* Begin *

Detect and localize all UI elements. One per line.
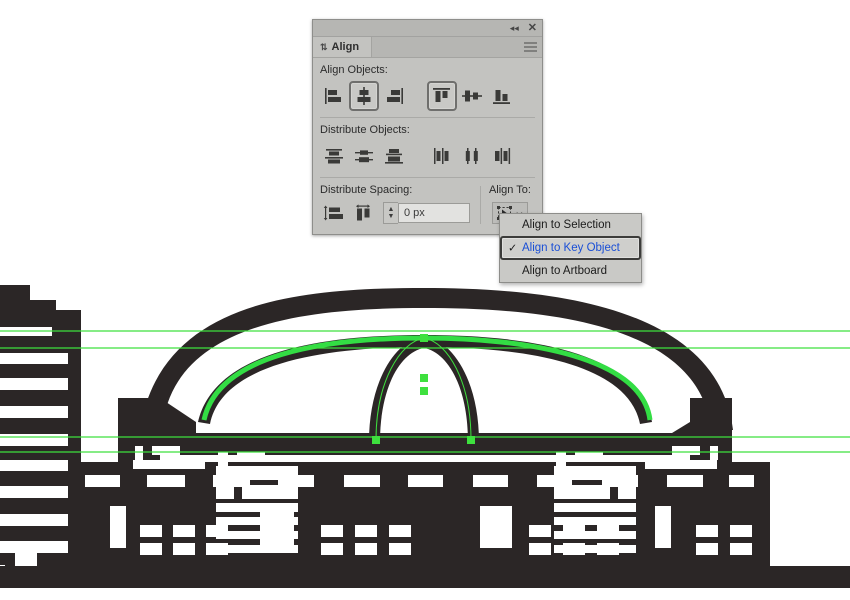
- distribute-horizontal-left-icon[interactable]: [427, 141, 457, 171]
- menu-item-align-to-key-object[interactable]: ✓ Align to Key Object: [500, 236, 641, 260]
- distribute-horizontal-center-icon[interactable]: [457, 141, 487, 171]
- align-objects-label: Align Objects:: [320, 64, 388, 76]
- align-horizontal-center-icon[interactable]: [349, 81, 379, 111]
- divider-1: [320, 117, 535, 118]
- divider-2: [320, 177, 535, 178]
- align-to-menu[interactable]: Align to Selection ✓ Align to Key Object…: [499, 213, 642, 283]
- close-icon[interactable]: ✕: [528, 22, 537, 34]
- align-left-icon[interactable]: [319, 81, 349, 111]
- vertical-separator: [480, 186, 481, 224]
- align-panel[interactable]: ◂◂ ✕ ⇅ Align Align Objects: Distribute O…: [312, 19, 543, 235]
- menu-item-label: Align to Key Object: [522, 242, 620, 254]
- quantity-stepper[interactable]: ▲ ▼: [383, 202, 398, 224]
- stepper-up-icon[interactable]: ▲: [388, 206, 395, 213]
- distribute-objects-row: [313, 140, 542, 172]
- menu-item-align-to-artboard[interactable]: Align to Artboard: [500, 260, 641, 282]
- distribute-horizontal-right-icon[interactable]: [487, 141, 517, 171]
- tab-grip-icon: ⇅: [320, 41, 328, 52]
- distribute-spacing-row: ▲ ▼: [313, 200, 476, 226]
- panel-titlebar[interactable]: ◂◂ ✕: [313, 20, 542, 37]
- align-bottom-icon[interactable]: [487, 81, 517, 111]
- distribute-vertical-center-icon[interactable]: [349, 141, 379, 171]
- tab-align-label: Align: [331, 41, 360, 53]
- spacing-field-group[interactable]: ▲ ▼: [383, 202, 470, 224]
- menu-item-label: Align to Selection: [522, 219, 611, 231]
- distribute-horizontal-spacing-icon[interactable]: [349, 198, 379, 228]
- check-icon: ✓: [508, 242, 518, 255]
- align-right-icon[interactable]: [379, 81, 409, 111]
- distribute-vertical-spacing-icon[interactable]: [319, 198, 349, 228]
- menu-item-align-to-selection[interactable]: Align to Selection: [500, 214, 641, 236]
- align-top-icon[interactable]: [427, 81, 457, 111]
- panel-menu-icon[interactable]: [524, 42, 537, 52]
- distribute-vertical-bottom-icon[interactable]: [379, 141, 409, 171]
- distribute-spacing-group: Distribute Spacing: ▲ ▼ 0 px: [313, 184, 476, 226]
- menu-item-label: Align to Artboard: [522, 265, 608, 277]
- panel-tab-row[interactable]: ⇅ Align: [313, 37, 542, 58]
- distribute-objects-label: Distribute Objects:: [320, 124, 410, 136]
- collapse-double-left-icon[interactable]: ◂◂: [510, 23, 519, 33]
- distribute-vertical-top-icon[interactable]: [319, 141, 349, 171]
- distribute-spacing-input[interactable]: [398, 203, 470, 223]
- panel-body: Align Objects: Distribute Objects: Distr…: [313, 58, 542, 234]
- align-objects-row: [313, 80, 542, 112]
- align-to-label: Align To:: [488, 184, 531, 196]
- align-vertical-center-icon[interactable]: [457, 81, 487, 111]
- tab-align[interactable]: ⇅ Align: [313, 37, 373, 57]
- stepper-down-icon[interactable]: ▼: [388, 213, 395, 220]
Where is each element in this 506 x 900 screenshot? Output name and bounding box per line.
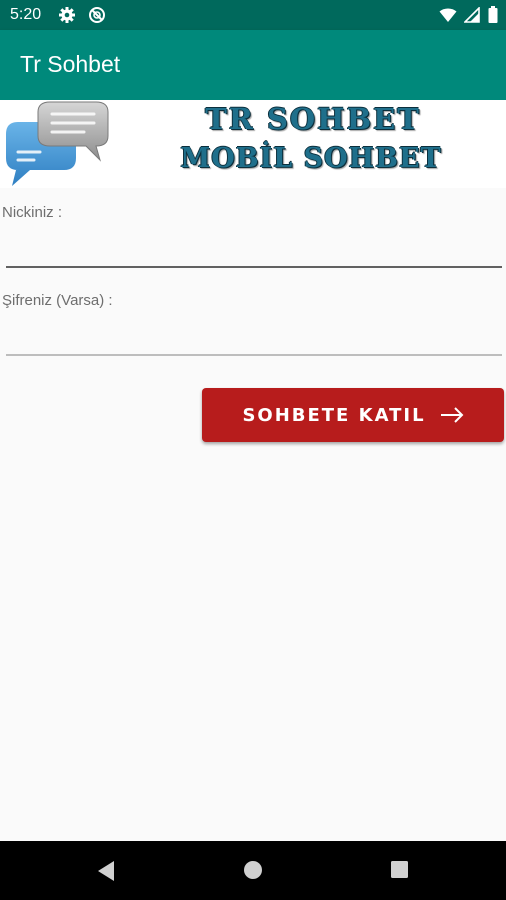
chat-bubbles-icon [6, 101, 109, 186]
app-bar: Tr Sohbet [0, 30, 506, 100]
gear-icon [59, 7, 75, 23]
recents-icon[interactable] [390, 860, 409, 879]
back-icon[interactable] [96, 860, 116, 882]
signal-icon [462, 5, 480, 23]
nick-input[interactable] [6, 232, 502, 268]
app-title: Tr Sohbet [20, 51, 121, 77]
banner: TR SOHBET MOBİL SOHBET [0, 100, 506, 188]
join-chat-button-label: SOHBETE KATIL [242, 404, 426, 426]
banner-subtitle: MOBİL SOHBET [180, 143, 442, 174]
arrow-right-icon [440, 407, 463, 423]
battery-icon [488, 6, 498, 24]
join-chat-button[interactable]: SOHBETE KATIL [202, 388, 504, 442]
wifi-icon [439, 8, 457, 22]
status-left-icons [58, 6, 106, 24]
nick-label: Nickiniz : [2, 204, 63, 221]
home-icon[interactable] [243, 860, 263, 880]
password-label: Şifreniz (Varsa) : [2, 292, 113, 309]
status-time: 5:20 [10, 6, 42, 23]
password-input[interactable] [6, 320, 502, 356]
status-bar: 5:20 [0, 0, 506, 30]
navigation-bar [0, 841, 506, 900]
no-disturb-icon [89, 7, 106, 23]
banner-title: TR SOHBET [205, 102, 421, 136]
status-right-icons [439, 5, 498, 24]
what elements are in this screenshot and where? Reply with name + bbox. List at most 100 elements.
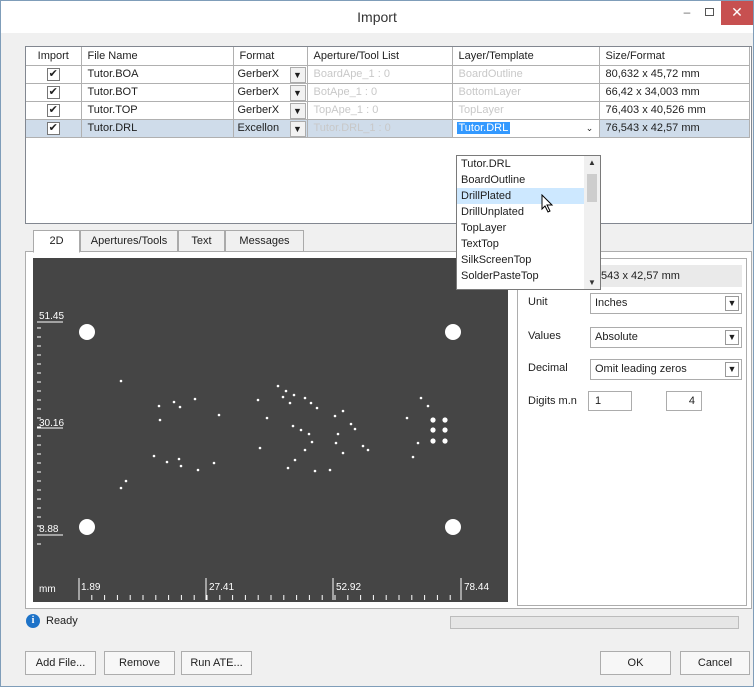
import-checkbox[interactable]: ✔ [46, 103, 60, 117]
dropdown-option[interactable]: DrillPlated [457, 188, 600, 204]
tab-2d[interactable]: 2D [33, 230, 80, 253]
dropdown-options: Tutor.DRL BoardOutline DrillPlated DrillUnp… [457, 156, 600, 284]
layer-cell[interactable]: TopLayer [451, 100, 600, 120]
table-row[interactable]: ✔ Tutor.TOP GerberX ▼ TopApe_1 : 0 TopLay… [26, 100, 750, 120]
drill-hole [349, 422, 353, 426]
dropdown-option[interactable]: DrillUnplated [457, 204, 600, 220]
ok-button[interactable]: OK [600, 651, 671, 675]
drill-hole [426, 404, 430, 408]
header-size[interactable]: Size/Format [598, 47, 750, 66]
chevron-down-icon[interactable]: ▼ [289, 84, 306, 101]
digits-n-input[interactable]: 4 [666, 391, 702, 411]
drill-hole [292, 393, 296, 397]
mounting-hole [445, 324, 461, 340]
unit-label: Unit [528, 296, 548, 308]
header-aperture[interactable]: Aperture/Tool List [306, 47, 453, 66]
drill-hole [341, 409, 345, 413]
drill-hole [419, 396, 423, 400]
table-row-selected[interactable]: ✔ Tutor.DRL Excellon ▼ Tutor.DRL_1 : 0 Tu… [26, 118, 750, 138]
layer-cell[interactable]: BoardOutline [451, 64, 600, 84]
import-checkbox[interactable]: ✔ [46, 121, 60, 135]
scroll-thumb[interactable] [587, 174, 597, 202]
drill-hole [281, 395, 285, 399]
header-format[interactable]: Format [232, 47, 308, 66]
layer-dropdown-list[interactable]: Tutor.DRL BoardOutline DrillPlated DrillUnp… [456, 155, 601, 290]
drill-preview-svg: 51.45 30.16 8.88 mm 1.89 27.41 52.92 78.… [37, 311, 489, 600]
import-cell[interactable]: ✔ [26, 100, 82, 120]
format-cell[interactable]: GerberX ▼ [232, 64, 308, 84]
import-cell[interactable]: ✔ [26, 82, 82, 102]
format-cell[interactable]: GerberX ▼ [232, 100, 308, 120]
drill-hole [341, 451, 345, 455]
files-table: Import File Name Format Aperture/Tool Li… [25, 46, 752, 224]
dropdown-option[interactable]: TopLayer [457, 220, 600, 236]
dropdown-option[interactable]: BoardOutline [457, 172, 600, 188]
dropdown-scrollbar[interactable]: ▲ ▼ [584, 156, 600, 289]
decimal-select[interactable]: Omit leading zeros ▼ [590, 359, 742, 380]
import-cell[interactable]: ✔ [26, 118, 82, 138]
chevron-down-icon[interactable]: ▼ [289, 66, 306, 83]
tab-messages[interactable]: Messages [225, 230, 304, 252]
header-layer[interactable]: Layer/Template [451, 47, 600, 66]
progress-bar [450, 616, 739, 629]
status-text: Ready [46, 615, 78, 627]
digits-m-input[interactable]: 1 [588, 391, 632, 411]
drill-hole [430, 427, 436, 433]
layer-combo-value[interactable]: Tutor.DRL [456, 122, 511, 134]
header-import[interactable]: Import [26, 47, 82, 66]
minimize-button[interactable]: – [676, 1, 698, 25]
drill-hole [177, 457, 181, 461]
drill-hole [430, 417, 436, 423]
drill-hole [310, 440, 314, 444]
chevron-down-icon[interactable]: ⌄ [581, 120, 598, 137]
header-file-name[interactable]: File Name [80, 47, 234, 66]
dropdown-option[interactable]: Tutor.DRL [457, 156, 600, 172]
scroll-up-icon[interactable]: ▲ [584, 158, 600, 167]
table-row[interactable]: ✔ Tutor.BOT GerberX ▼ BotApe_1 : 0 Bottom… [26, 82, 750, 102]
file-name-cell: Tutor.BOA [80, 64, 234, 84]
table-header: Import File Name Format Aperture/Tool Li… [26, 47, 750, 66]
tab-text[interactable]: Text [178, 230, 225, 252]
unit-select[interactable]: Inches ▼ [590, 293, 742, 314]
x-label-4: 78.44 [464, 582, 489, 593]
table-row[interactable]: ✔ Tutor.BOA GerberX ▼ BoardApe_1 : 0 Boar… [26, 64, 750, 84]
drill-hole [293, 458, 297, 462]
add-file-button[interactable]: Add File... [25, 651, 96, 675]
cancel-button[interactable]: Cancel [680, 651, 750, 675]
import-checkbox[interactable]: ✔ [46, 67, 60, 81]
bottom-ruler [78, 595, 451, 600]
run-ate-button[interactable]: Run ATE... [181, 651, 252, 675]
chevron-down-icon[interactable]: ▼ [289, 102, 306, 119]
drill-hole [442, 438, 448, 444]
layer-combo[interactable]: Tutor.DRL ⌄ [451, 118, 600, 138]
drill-preview-canvas[interactable]: 51.45 30.16 8.88 mm 1.89 27.41 52.92 78.… [33, 258, 508, 602]
import-cell[interactable]: ✔ [26, 64, 82, 84]
values-select[interactable]: Absolute ▼ [590, 327, 742, 348]
dropdown-option[interactable]: SolderPasteTop [457, 268, 600, 284]
files-grid: Import File Name Format Aperture/Tool Li… [26, 47, 750, 138]
drill-hole [361, 444, 365, 448]
format-value: GerberX [237, 104, 280, 116]
dropdown-option[interactable]: SilkScreenTop [457, 252, 600, 268]
tab-apertures-tools[interactable]: Apertures/Tools [80, 230, 178, 252]
drill-hole [416, 441, 420, 445]
format-cell[interactable]: GerberX ▼ [232, 82, 308, 102]
layer-cell[interactable]: BottomLayer [451, 82, 600, 102]
drill-hole [442, 427, 448, 433]
drill-hole [217, 413, 221, 417]
import-checkbox[interactable]: ✔ [46, 85, 60, 99]
chevron-down-icon[interactable]: ▼ [289, 120, 306, 137]
drill-hole [307, 432, 311, 436]
remove-button[interactable]: Remove [104, 651, 175, 675]
chevron-down-icon[interactable]: ▼ [725, 296, 739, 311]
close-button[interactable]: ✕ [721, 1, 753, 25]
drill-hole [333, 414, 337, 418]
scroll-down-icon[interactable]: ▼ [584, 278, 600, 287]
mounting-hole [445, 519, 461, 535]
dropdown-option[interactable]: TextTop [457, 236, 600, 252]
drill-hole [124, 479, 128, 483]
chevron-down-icon[interactable]: ▼ [725, 330, 739, 345]
chevron-down-icon[interactable]: ▼ [725, 362, 739, 377]
maximize-button[interactable] [698, 1, 720, 25]
format-cell[interactable]: Excellon ▼ [232, 118, 308, 138]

* End *

• WHAT IS NEEDED
Arrange the lines as a Markdown table with the columns No. and Entry. Begin at the line that contains "chat-bubbles-icon [6, 101, 109, 186]", stop after the line that contains "banner: TR SOHBET", number each line in sequence, and leave out any blank lines.

• SOLVED EXERCISE
| No. | Entry |
|---|---|
| 1 | chat-bubbles-icon [6, 101, 109, 186] |
| 2 | app-bar: Tr Sohbet [0, 30, 506, 100] |
| 3 | gear-icon [59, 7, 75, 23] |
| 4 | recents-icon[interactable] [390, 860, 409, 879] |
| 5 | back-icon[interactable] [96, 860, 116, 882] |
| 6 | signal-icon [462, 5, 480, 23] |
| 7 | nick-input[interactable] [6, 232, 502, 268] |
| 8 | app-title: Tr Sohbet [20, 51, 121, 77] |
| 9 | banner: TR SOHBET MOBİL SOHBET [0, 100, 506, 188] |